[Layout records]
□ □ □ □

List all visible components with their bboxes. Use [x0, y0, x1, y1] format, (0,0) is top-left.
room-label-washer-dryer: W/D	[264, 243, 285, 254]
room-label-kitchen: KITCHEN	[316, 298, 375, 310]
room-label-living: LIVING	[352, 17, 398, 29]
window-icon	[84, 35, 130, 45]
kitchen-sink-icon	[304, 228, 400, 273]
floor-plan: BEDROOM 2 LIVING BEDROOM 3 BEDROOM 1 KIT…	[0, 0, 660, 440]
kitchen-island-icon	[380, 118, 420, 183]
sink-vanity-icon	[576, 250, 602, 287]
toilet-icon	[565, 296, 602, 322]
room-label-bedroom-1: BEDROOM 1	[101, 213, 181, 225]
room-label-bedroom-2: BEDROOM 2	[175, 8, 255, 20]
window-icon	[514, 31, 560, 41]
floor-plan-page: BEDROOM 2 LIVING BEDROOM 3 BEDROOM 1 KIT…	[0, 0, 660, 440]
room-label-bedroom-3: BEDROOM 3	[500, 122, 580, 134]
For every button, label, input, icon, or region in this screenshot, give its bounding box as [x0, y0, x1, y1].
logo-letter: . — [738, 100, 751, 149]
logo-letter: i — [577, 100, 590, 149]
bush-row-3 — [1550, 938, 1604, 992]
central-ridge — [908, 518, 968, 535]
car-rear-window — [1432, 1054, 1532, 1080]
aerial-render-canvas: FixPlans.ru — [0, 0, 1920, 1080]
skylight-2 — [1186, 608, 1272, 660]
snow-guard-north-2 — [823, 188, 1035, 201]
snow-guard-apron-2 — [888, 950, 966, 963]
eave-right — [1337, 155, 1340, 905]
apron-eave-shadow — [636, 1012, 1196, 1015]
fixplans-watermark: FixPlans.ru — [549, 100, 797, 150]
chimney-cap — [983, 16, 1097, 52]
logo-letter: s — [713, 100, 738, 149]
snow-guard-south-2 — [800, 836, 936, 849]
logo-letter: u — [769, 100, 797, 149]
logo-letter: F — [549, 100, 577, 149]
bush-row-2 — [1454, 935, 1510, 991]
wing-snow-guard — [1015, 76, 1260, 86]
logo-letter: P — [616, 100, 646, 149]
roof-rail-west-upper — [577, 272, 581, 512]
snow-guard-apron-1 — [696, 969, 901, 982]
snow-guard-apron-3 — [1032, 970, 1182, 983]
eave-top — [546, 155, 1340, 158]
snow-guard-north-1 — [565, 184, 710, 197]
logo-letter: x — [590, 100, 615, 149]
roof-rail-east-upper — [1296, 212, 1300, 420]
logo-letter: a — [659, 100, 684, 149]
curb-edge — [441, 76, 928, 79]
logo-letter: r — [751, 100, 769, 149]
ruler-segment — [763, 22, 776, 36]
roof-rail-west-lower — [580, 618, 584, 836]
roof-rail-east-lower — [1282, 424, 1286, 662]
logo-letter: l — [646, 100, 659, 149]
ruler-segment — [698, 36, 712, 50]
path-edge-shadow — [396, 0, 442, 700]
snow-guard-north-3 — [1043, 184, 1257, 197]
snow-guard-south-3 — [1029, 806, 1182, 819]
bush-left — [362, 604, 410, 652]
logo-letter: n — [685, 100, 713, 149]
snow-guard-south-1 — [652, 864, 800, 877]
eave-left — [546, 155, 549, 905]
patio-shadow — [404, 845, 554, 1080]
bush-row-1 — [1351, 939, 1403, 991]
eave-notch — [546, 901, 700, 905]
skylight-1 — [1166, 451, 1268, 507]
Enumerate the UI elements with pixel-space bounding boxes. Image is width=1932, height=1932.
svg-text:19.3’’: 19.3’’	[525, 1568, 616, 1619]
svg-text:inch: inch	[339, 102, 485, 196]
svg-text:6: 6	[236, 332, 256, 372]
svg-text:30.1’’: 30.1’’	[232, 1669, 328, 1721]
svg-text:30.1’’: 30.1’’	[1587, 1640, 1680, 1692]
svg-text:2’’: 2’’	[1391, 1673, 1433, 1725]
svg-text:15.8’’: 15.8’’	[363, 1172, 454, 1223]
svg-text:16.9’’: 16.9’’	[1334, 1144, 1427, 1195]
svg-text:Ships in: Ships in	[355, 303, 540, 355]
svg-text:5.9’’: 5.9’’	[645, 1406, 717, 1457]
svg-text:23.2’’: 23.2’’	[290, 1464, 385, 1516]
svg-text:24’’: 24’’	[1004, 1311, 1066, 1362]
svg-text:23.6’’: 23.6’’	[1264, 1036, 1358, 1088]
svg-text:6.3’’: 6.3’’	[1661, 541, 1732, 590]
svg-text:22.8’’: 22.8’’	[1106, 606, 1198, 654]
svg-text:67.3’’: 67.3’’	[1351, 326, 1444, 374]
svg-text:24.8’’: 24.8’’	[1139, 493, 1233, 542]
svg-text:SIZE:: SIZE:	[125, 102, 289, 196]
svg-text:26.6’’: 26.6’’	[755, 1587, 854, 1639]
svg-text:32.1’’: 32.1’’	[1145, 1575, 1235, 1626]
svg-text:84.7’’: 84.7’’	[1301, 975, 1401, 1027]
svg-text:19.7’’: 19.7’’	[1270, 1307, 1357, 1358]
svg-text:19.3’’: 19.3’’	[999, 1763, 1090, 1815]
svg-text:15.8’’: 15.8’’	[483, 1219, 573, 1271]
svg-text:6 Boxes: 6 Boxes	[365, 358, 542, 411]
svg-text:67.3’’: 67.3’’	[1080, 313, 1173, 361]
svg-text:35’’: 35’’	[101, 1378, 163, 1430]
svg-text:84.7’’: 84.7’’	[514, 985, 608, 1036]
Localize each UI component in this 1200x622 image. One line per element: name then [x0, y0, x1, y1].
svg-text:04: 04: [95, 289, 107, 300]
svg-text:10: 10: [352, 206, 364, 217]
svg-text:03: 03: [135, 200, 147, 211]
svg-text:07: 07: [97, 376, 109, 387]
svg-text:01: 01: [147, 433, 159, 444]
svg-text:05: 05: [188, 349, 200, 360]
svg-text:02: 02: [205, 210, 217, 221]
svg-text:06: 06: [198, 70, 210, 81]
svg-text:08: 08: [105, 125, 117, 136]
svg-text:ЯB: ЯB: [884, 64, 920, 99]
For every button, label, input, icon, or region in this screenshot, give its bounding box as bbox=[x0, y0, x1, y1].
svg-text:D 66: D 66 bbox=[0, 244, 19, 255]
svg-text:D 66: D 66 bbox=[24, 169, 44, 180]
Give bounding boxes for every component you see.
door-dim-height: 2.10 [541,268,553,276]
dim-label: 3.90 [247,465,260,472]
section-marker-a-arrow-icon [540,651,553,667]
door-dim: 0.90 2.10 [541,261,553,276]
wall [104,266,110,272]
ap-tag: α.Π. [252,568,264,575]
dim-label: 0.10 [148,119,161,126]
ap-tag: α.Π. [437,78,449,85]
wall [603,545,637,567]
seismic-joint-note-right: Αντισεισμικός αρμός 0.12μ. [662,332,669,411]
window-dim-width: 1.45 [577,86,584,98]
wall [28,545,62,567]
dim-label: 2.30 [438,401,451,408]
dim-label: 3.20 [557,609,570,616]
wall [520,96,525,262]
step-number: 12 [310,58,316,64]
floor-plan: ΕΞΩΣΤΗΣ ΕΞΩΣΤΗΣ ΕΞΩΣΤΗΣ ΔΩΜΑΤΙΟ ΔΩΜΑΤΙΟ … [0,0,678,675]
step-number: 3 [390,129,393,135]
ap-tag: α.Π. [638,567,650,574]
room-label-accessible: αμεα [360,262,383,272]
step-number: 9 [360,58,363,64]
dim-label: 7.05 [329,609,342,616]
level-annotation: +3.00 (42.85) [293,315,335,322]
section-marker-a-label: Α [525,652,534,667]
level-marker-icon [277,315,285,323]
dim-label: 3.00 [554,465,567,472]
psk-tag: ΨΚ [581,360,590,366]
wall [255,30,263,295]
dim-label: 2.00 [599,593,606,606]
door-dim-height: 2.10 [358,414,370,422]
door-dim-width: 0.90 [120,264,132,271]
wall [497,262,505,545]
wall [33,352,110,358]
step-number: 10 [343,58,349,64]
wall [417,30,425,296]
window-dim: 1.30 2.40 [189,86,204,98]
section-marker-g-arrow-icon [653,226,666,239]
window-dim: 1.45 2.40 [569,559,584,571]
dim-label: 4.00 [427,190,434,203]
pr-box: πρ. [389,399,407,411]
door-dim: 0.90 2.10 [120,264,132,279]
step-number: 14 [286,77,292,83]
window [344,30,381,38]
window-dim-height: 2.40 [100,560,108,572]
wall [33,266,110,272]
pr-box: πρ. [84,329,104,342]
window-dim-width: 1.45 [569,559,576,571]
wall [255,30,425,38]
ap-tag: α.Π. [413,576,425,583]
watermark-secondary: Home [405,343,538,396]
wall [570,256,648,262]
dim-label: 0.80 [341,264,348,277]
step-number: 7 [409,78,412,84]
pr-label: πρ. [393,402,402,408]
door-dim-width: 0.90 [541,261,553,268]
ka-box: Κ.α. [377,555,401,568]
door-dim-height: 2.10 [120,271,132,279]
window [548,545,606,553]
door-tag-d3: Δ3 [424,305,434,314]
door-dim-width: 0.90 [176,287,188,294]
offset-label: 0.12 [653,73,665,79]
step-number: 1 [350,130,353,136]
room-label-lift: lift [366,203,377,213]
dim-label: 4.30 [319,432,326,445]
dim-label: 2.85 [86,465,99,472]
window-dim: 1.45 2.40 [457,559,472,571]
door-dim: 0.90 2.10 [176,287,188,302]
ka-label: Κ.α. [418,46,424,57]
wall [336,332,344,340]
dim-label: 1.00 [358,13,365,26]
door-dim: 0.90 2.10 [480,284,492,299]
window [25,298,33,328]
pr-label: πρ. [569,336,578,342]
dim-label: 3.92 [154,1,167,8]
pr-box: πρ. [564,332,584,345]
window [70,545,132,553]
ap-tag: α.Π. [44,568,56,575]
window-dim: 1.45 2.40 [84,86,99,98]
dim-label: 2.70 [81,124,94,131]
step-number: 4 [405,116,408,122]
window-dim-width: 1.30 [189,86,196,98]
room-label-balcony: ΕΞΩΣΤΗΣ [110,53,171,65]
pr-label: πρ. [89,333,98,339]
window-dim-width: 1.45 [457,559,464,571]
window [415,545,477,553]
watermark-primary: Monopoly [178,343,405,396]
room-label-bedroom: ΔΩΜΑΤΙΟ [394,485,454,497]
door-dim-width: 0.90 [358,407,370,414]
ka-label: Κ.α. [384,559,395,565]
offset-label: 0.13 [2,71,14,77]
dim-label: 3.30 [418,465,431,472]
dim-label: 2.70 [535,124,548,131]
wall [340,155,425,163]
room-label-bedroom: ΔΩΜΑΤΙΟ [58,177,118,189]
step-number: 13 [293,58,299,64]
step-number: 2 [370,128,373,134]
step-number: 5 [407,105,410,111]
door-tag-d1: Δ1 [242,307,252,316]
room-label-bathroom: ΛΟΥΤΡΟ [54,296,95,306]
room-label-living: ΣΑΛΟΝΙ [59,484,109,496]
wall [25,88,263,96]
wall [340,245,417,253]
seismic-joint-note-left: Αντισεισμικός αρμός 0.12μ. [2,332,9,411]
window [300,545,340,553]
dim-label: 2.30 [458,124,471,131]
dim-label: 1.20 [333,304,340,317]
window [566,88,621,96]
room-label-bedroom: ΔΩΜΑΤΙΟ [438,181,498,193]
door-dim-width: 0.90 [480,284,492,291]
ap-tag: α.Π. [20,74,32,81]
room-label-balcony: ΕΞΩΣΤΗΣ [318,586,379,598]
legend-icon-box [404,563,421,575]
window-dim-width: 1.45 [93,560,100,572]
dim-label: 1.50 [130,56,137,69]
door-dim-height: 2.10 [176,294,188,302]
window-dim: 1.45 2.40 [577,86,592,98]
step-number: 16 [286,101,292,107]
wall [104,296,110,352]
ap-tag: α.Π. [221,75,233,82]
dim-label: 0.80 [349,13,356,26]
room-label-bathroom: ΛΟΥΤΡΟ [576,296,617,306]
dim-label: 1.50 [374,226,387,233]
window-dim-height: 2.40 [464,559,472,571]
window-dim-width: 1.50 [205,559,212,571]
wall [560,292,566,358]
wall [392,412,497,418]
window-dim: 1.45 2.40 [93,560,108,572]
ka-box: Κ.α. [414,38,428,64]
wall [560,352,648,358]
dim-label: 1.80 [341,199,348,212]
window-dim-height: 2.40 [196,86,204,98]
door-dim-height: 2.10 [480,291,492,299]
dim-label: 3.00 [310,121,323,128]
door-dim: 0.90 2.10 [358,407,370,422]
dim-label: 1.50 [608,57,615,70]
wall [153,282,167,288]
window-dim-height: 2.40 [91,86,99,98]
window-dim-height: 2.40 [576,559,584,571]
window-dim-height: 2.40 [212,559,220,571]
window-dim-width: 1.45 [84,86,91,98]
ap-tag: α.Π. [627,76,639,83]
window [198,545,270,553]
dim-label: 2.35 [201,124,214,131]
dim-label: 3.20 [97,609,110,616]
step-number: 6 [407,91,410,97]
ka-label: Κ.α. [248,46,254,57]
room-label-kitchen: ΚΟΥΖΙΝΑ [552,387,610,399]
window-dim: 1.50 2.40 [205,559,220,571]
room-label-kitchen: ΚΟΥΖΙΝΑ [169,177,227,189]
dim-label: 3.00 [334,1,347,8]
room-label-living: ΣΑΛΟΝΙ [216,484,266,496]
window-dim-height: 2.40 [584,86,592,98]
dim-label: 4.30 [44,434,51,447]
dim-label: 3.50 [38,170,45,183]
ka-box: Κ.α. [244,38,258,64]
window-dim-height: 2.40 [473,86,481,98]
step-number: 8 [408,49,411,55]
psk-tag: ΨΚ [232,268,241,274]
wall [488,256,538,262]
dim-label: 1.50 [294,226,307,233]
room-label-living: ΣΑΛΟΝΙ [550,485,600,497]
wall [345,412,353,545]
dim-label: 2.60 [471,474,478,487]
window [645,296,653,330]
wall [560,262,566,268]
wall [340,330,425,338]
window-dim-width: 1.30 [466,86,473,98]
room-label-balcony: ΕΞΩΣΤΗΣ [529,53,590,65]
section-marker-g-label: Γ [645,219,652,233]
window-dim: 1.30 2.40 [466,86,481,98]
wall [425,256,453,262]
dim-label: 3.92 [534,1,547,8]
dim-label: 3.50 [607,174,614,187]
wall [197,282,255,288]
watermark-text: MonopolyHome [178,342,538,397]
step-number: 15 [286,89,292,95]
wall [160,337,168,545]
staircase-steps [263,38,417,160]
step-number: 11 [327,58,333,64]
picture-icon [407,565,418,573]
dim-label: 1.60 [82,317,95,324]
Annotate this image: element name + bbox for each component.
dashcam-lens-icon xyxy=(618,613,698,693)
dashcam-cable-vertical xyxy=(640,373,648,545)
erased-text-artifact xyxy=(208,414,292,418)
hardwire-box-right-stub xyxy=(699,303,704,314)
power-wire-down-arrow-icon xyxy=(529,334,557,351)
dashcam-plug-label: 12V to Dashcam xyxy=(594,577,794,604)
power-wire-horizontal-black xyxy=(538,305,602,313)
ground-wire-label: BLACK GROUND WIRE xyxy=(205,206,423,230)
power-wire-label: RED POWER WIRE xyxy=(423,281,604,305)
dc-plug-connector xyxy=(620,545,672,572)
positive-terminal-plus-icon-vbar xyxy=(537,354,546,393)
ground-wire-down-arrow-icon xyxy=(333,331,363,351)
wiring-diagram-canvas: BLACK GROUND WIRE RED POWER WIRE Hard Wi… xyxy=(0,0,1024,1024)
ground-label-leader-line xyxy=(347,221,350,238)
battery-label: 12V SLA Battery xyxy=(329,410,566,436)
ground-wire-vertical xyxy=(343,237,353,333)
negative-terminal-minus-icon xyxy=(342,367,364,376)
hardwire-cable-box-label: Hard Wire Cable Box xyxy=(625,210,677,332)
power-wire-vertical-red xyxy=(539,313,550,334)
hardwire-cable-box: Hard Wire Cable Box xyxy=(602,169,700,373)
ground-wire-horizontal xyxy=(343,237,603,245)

□ □ □ □

WRITTEN INSTRUCTION: Reproduce the part of the records that begins at their first line and ends with the line containing "snow-guard-apron-1 — [696, 969, 901, 982]", including both of those lines.

FULL ANSWER:
List all visible components with their bboxes. Use [x0, y0, x1, y1] format, (0,0) is top-left.
room-label-washer-dryer: W/D	[264, 243, 285, 254]
room-label-kitchen: KITCHEN	[316, 298, 375, 310]
room-label-living: LIVING	[352, 17, 398, 29]
window-icon	[84, 35, 130, 45]
kitchen-sink-icon	[304, 228, 400, 273]
floor-plan: BEDROOM 2 LIVING BEDROOM 3 BEDROOM 1 KIT…	[0, 0, 660, 440]
kitchen-island-icon	[380, 118, 420, 183]
sink-vanity-icon	[576, 250, 602, 287]
toilet-icon	[565, 296, 602, 322]
room-label-bedroom-1: BEDROOM 1	[101, 213, 181, 225]
room-label-bedroom-2: BEDROOM 2	[175, 8, 255, 20]
window-icon	[514, 31, 560, 41]
floor-plan-page: BEDROOM 2 LIVING BEDROOM 3 BEDROOM 1 KIT…	[0, 0, 660, 440]
room-label-bedroom-3: BEDROOM 3	[500, 122, 580, 134]
For every button, label, input, icon, or region in this screenshot, give its bounding box as [x0, y0, x1, y1].
logo-letter: . — [738, 100, 751, 149]
logo-letter: i — [577, 100, 590, 149]
bush-row-3 — [1550, 938, 1604, 992]
central-ridge — [908, 518, 968, 535]
car-rear-window — [1432, 1054, 1532, 1080]
aerial-render-canvas: FixPlans.ru — [0, 0, 1920, 1080]
skylight-2 — [1186, 608, 1272, 660]
snow-guard-north-2 — [823, 188, 1035, 201]
snow-guard-apron-2 — [888, 950, 966, 963]
eave-right — [1337, 155, 1340, 905]
apron-eave-shadow — [636, 1012, 1196, 1015]
fixplans-watermark: FixPlans.ru — [549, 100, 797, 150]
chimney-cap — [983, 16, 1097, 52]
logo-letter: s — [713, 100, 738, 149]
snow-guard-south-2 — [800, 836, 936, 849]
logo-letter: u — [769, 100, 797, 149]
logo-letter: F — [549, 100, 577, 149]
bush-row-2 — [1454, 935, 1510, 991]
wing-snow-guard — [1015, 76, 1260, 86]
logo-letter: P — [616, 100, 646, 149]
roof-rail-west-upper — [577, 272, 581, 512]
snow-guard-apron-1 — [696, 969, 901, 982]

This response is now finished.